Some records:

<<<<

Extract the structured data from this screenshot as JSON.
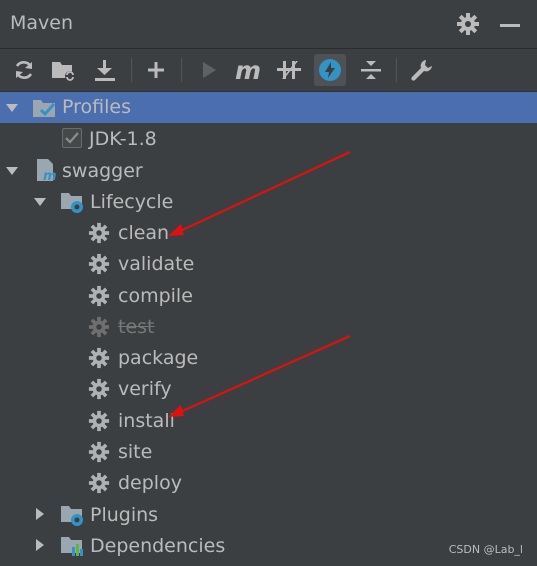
{
  "window": {
    "title": "Maven"
  },
  "toolbar": {
    "buttons": [
      {
        "icon": "reload-icon"
      },
      {
        "icon": "folder-sync-icon"
      },
      {
        "icon": "download-icon"
      },
      {
        "icon": "plus-icon"
      },
      {
        "icon": "run-icon"
      },
      {
        "icon": "maven-m-icon"
      },
      {
        "icon": "skip-tests-icon"
      },
      {
        "icon": "offline-lightning-icon"
      },
      {
        "icon": "collapse-icon"
      },
      {
        "icon": "wrench-icon"
      }
    ]
  },
  "tree": {
    "profiles": {
      "label": "Profiles",
      "items": [
        {
          "label": "JDK-1.8",
          "checked": true
        }
      ]
    },
    "project": {
      "label": "swagger",
      "lifecycle": {
        "label": "Lifecycle",
        "phases": [
          {
            "label": "clean"
          },
          {
            "label": "validate"
          },
          {
            "label": "compile"
          },
          {
            "label": "test",
            "disabled": true
          },
          {
            "label": "package"
          },
          {
            "label": "verify"
          },
          {
            "label": "install"
          },
          {
            "label": "site"
          },
          {
            "label": "deploy"
          }
        ]
      },
      "plugins": {
        "label": "Plugins"
      },
      "dependencies": {
        "label": "Dependencies"
      }
    }
  },
  "watermark": "CSDN @Lab_l",
  "colors": {
    "background": "#3c3f41",
    "selection": "#4b6eaf",
    "annotation_arrow": "#e01010",
    "icon": "#bbbbbb",
    "accent": "#3592c4"
  }
}
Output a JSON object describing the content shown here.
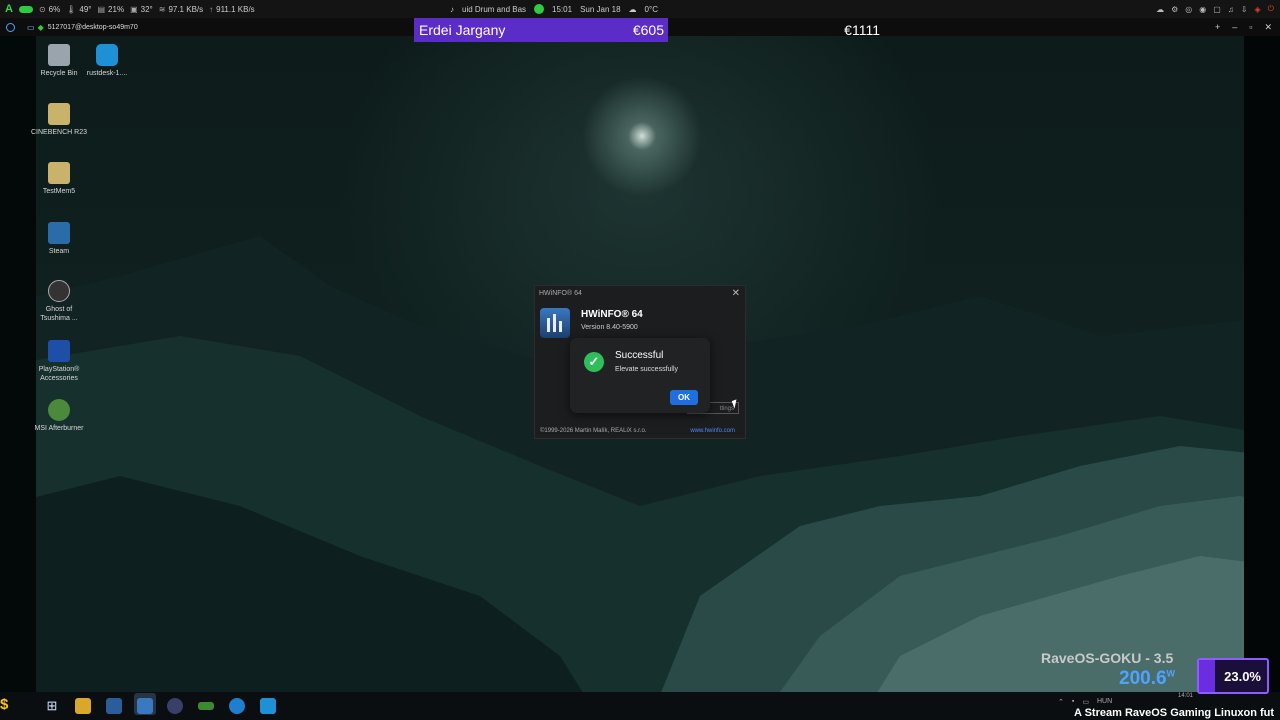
{
  "top_panel": {
    "cpu": "6%",
    "temp1": "49°",
    "mem": "21%",
    "temp2": "32°",
    "down": "97.1 KB/s",
    "up": "911.1 KB/s",
    "media": "uid Drum and Bas",
    "time": "15:01",
    "date": "Sun Jan 18",
    "weather": "0°C"
  },
  "remote_bar": {
    "host": "5127017@desktop-so49m70"
  },
  "stream_overlay": {
    "donor_name": "Erdei Jargany",
    "donor_amount": "€605",
    "goal_amount": "€1111",
    "osd_name": "RaveOS-GOKU - 3.5",
    "osd_watts": "200.6",
    "osd_watts_unit": "W",
    "osd_percent": "23.0%",
    "osd_percent_value": 0.23,
    "ticker": "A Stream RaveOS Gaming Linuxon fut"
  },
  "desktop_icons": [
    {
      "label": "Recycle Bin",
      "icon": "recycle-bin-icon",
      "color": "#9aa4ad"
    },
    {
      "label": "rustdesk-1....",
      "icon": "rustdesk-icon",
      "color": "#1e90d6"
    },
    {
      "label": "CINEBENCH R23",
      "icon": "folder-icon",
      "color": "#c9b36a"
    },
    {
      "label": "TestMem5",
      "icon": "folder-icon",
      "color": "#c9b36a"
    },
    {
      "label": "Steam",
      "icon": "steam-icon",
      "color": "#2a6ca8"
    },
    {
      "label": "Ghost of Tsushima ...",
      "icon": "ghost-of-tsushima-icon",
      "color": "#333333"
    },
    {
      "label": "PlayStation® Accessories",
      "icon": "playstation-icon",
      "color": "#1d4fa8"
    },
    {
      "label": "MSI Afterburner",
      "icon": "msi-afterburner-icon",
      "color": "#4a8a3a"
    }
  ],
  "hwinfo": {
    "window_title": "HWiNFO® 64",
    "app_name": "HWiNFO® 64",
    "version": "Version 8.40-5900",
    "settings_label": "ttings",
    "copyright": "©1999-2026 Martin Malík, REALiX s.r.o.",
    "url": "www.hwinfo.com"
  },
  "dialog": {
    "title": "Successful",
    "message": "Elevate successfully",
    "ok_label": "OK",
    "accent": "#1f6fe0",
    "success_color": "#2fbf5a"
  },
  "tray": {
    "lang": "HUN",
    "time": "14:01"
  }
}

>>>>

## TASK BRIEF
Keep the pictures out of the copy and return the rest of the data above exactly.

## EXERCISE RESULT
Extract the structured data from this screenshot as JSON.
{
  "window": {
    "title": "Maven"
  },
  "toolbar": {
    "buttons": [
      {
        "icon": "reload-icon"
      },
      {
        "icon": "folder-sync-icon"
      },
      {
        "icon": "download-icon"
      },
      {
        "icon": "plus-icon"
      },
      {
        "icon": "run-icon"
      },
      {
        "icon": "maven-m-icon"
      },
      {
        "icon": "skip-tests-icon"
      },
      {
        "icon": "offline-lightning-icon"
      },
      {
        "icon": "collapse-icon"
      },
      {
        "icon": "wrench-icon"
      }
    ]
  },
  "tree": {
    "profiles": {
      "label": "Profiles",
      "items": [
        {
          "label": "JDK-1.8",
          "checked": true
        }
      ]
    },
    "project": {
      "label": "swagger",
      "lifecycle": {
        "label": "Lifecycle",
        "phases": [
          {
            "label": "clean"
          },
          {
            "label": "validate"
          },
          {
            "label": "compile"
          },
          {
            "label": "test",
            "disabled": true
          },
          {
            "label": "package"
          },
          {
            "label": "verify"
          },
          {
            "label": "install"
          },
          {
            "label": "site"
          },
          {
            "label": "deploy"
          }
        ]
      },
      "plugins": {
        "label": "Plugins"
      },
      "dependencies": {
        "label": "Dependencies"
      }
    }
  },
  "watermark": "CSDN @Lab_l",
  "colors": {
    "background": "#3c3f41",
    "selection": "#4b6eaf",
    "annotation_arrow": "#e01010",
    "icon": "#bbbbbb",
    "accent": "#3592c4"
  }
}
Output a JSON object describing the content shown here.
{
  "top_panel": {
    "cpu": "6%",
    "temp1": "49°",
    "mem": "21%",
    "temp2": "32°",
    "down": "97.1 KB/s",
    "up": "911.1 KB/s",
    "media": "uid Drum and Bas",
    "time": "15:01",
    "date": "Sun Jan 18",
    "weather": "0°C"
  },
  "remote_bar": {
    "host": "5127017@desktop-so49m70"
  },
  "stream_overlay": {
    "donor_name": "Erdei Jargany",
    "donor_amount": "€605",
    "goal_amount": "€1111",
    "osd_name": "RaveOS-GOKU - 3.5",
    "osd_watts": "200.6",
    "osd_watts_unit": "W",
    "osd_percent": "23.0%",
    "osd_percent_value": 0.23,
    "ticker": "A Stream RaveOS Gaming Linuxon fut"
  },
  "desktop_icons": [
    {
      "label": "Recycle Bin",
      "icon": "recycle-bin-icon",
      "color": "#9aa4ad"
    },
    {
      "label": "rustdesk-1....",
      "icon": "rustdesk-icon",
      "color": "#1e90d6"
    },
    {
      "label": "CINEBENCH R23",
      "icon": "folder-icon",
      "color": "#c9b36a"
    },
    {
      "label": "TestMem5",
      "icon": "folder-icon",
      "color": "#c9b36a"
    },
    {
      "label": "Steam",
      "icon": "steam-icon",
      "color": "#2a6ca8"
    },
    {
      "label": "Ghost of Tsushima ...",
      "icon": "ghost-of-tsushima-icon",
      "color": "#333333"
    },
    {
      "label": "PlayStation® Accessories",
      "icon": "playstation-icon",
      "color": "#1d4fa8"
    },
    {
      "label": "MSI Afterburner",
      "icon": "msi-afterburner-icon",
      "color": "#4a8a3a"
    }
  ],
  "hwinfo": {
    "window_title": "HWiNFO® 64",
    "app_name": "HWiNFO® 64",
    "version": "Version 8.40-5900",
    "settings_label": "ttings",
    "copyright": "©1999-2026 Martin Malík, REALiX s.r.o.",
    "url": "www.hwinfo.com"
  },
  "dialog": {
    "title": "Successful",
    "message": "Elevate successfully",
    "ok_label": "OK",
    "accent": "#1f6fe0",
    "success_color": "#2fbf5a"
  },
  "tray": {
    "lang": "HUN",
    "time": "14:01"
  }
}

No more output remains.